WHAT IS ASKED – Copy every line of the records below word for word, leaving out the pictures.

(Labeled region entries)

--- begin ---

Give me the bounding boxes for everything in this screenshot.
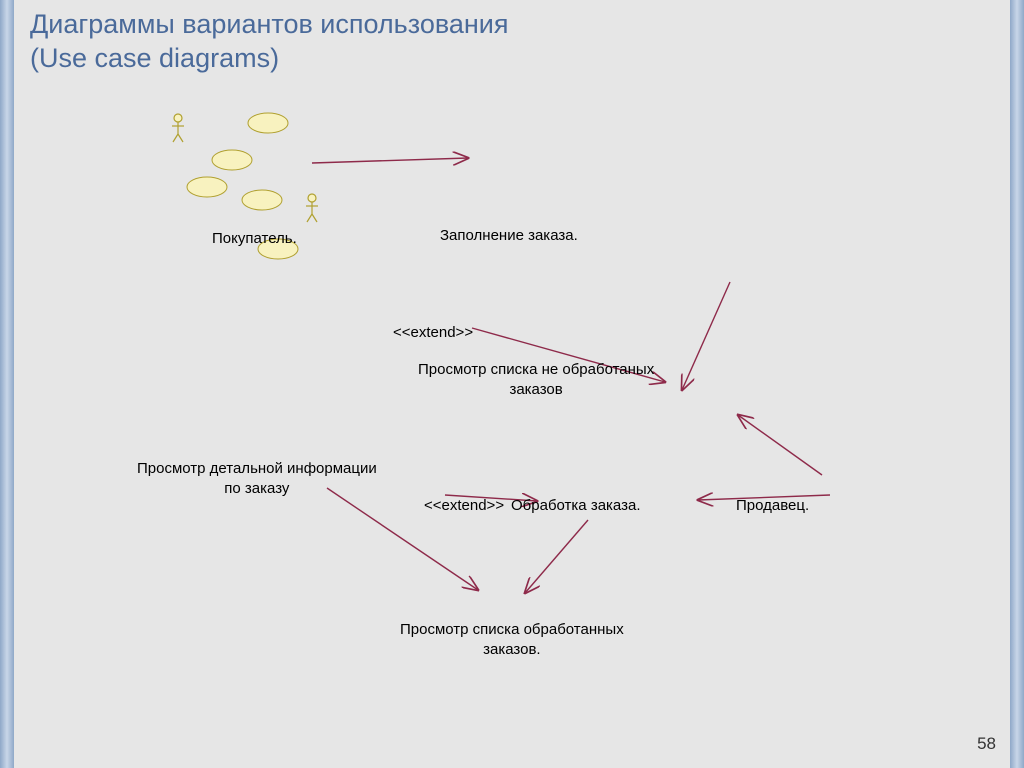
usecase-ellipse [212, 150, 252, 170]
side-bar-right [1010, 0, 1024, 768]
usecase-ellipse [187, 177, 227, 197]
title-line1: Диаграммы вариантов использования [30, 9, 509, 39]
label-processed: Просмотр списка обработанных заказов. [400, 620, 624, 661]
label-seller: Продавец. [736, 497, 809, 514]
slide-title: Диаграммы вариантов использования (Use c… [30, 8, 509, 76]
actor-icon [172, 114, 184, 142]
label-extend2: <<extend>> [424, 497, 504, 514]
arrow [738, 415, 822, 475]
slide: Диаграммы вариантов использования (Use c… [0, 0, 1024, 768]
label-process: Обработка заказа. [511, 497, 641, 514]
page-number: 58 [977, 734, 996, 754]
label-fill-order: Заполнение заказа. [440, 227, 578, 244]
arrow [682, 282, 730, 390]
title-line2: (Use case diagrams) [30, 43, 279, 73]
arrow [525, 520, 588, 593]
label-unprocessed: Просмотр списка не обработаных заказов [418, 360, 654, 401]
label-extend1: <<extend>> [393, 324, 473, 341]
usecase-ellipse [242, 190, 282, 210]
usecase-ellipse [248, 113, 288, 133]
label-buyer: Покупатель. [212, 230, 297, 247]
arrow [312, 158, 468, 163]
actor-icon [306, 194, 318, 222]
label-detail: Просмотр детальной информации по заказу [137, 459, 377, 500]
side-bar-left [0, 0, 14, 768]
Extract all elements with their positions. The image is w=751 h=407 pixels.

--- end ---

EXERCISE RESPONSE –
Give me the bounding boxes for everything in this screenshot.
usecase-ellipse [212, 150, 252, 170]
side-bar-right [1010, 0, 1024, 768]
usecase-ellipse [187, 177, 227, 197]
title-line1: Диаграммы вариантов использования [30, 9, 509, 39]
label-processed: Просмотр списка обработанных заказов. [400, 620, 624, 661]
label-seller: Продавец. [736, 497, 809, 514]
slide-title: Диаграммы вариантов использования (Use c… [30, 8, 509, 76]
actor-icon [172, 114, 184, 142]
label-extend2: <<extend>> [424, 497, 504, 514]
arrow [738, 415, 822, 475]
slide: Диаграммы вариантов использования (Use c… [0, 0, 1024, 768]
label-process: Обработка заказа. [511, 497, 641, 514]
page-number: 58 [977, 734, 996, 754]
label-fill-order: Заполнение заказа. [440, 227, 578, 244]
arrow [682, 282, 730, 390]
title-line2: (Use case diagrams) [30, 43, 279, 73]
arrow [525, 520, 588, 593]
label-unprocessed: Просмотр списка не обработаных заказов [418, 360, 654, 401]
label-extend1: <<extend>> [393, 324, 473, 341]
usecase-ellipse [242, 190, 282, 210]
usecase-ellipse [248, 113, 288, 133]
label-buyer: Покупатель. [212, 230, 297, 247]
arrow [312, 158, 468, 163]
actor-icon [306, 194, 318, 222]
label-detail: Просмотр детальной информации по заказу [137, 459, 377, 500]
side-bar-left [0, 0, 14, 768]
Extract all elements with their positions. The image is w=751 h=407 pixels.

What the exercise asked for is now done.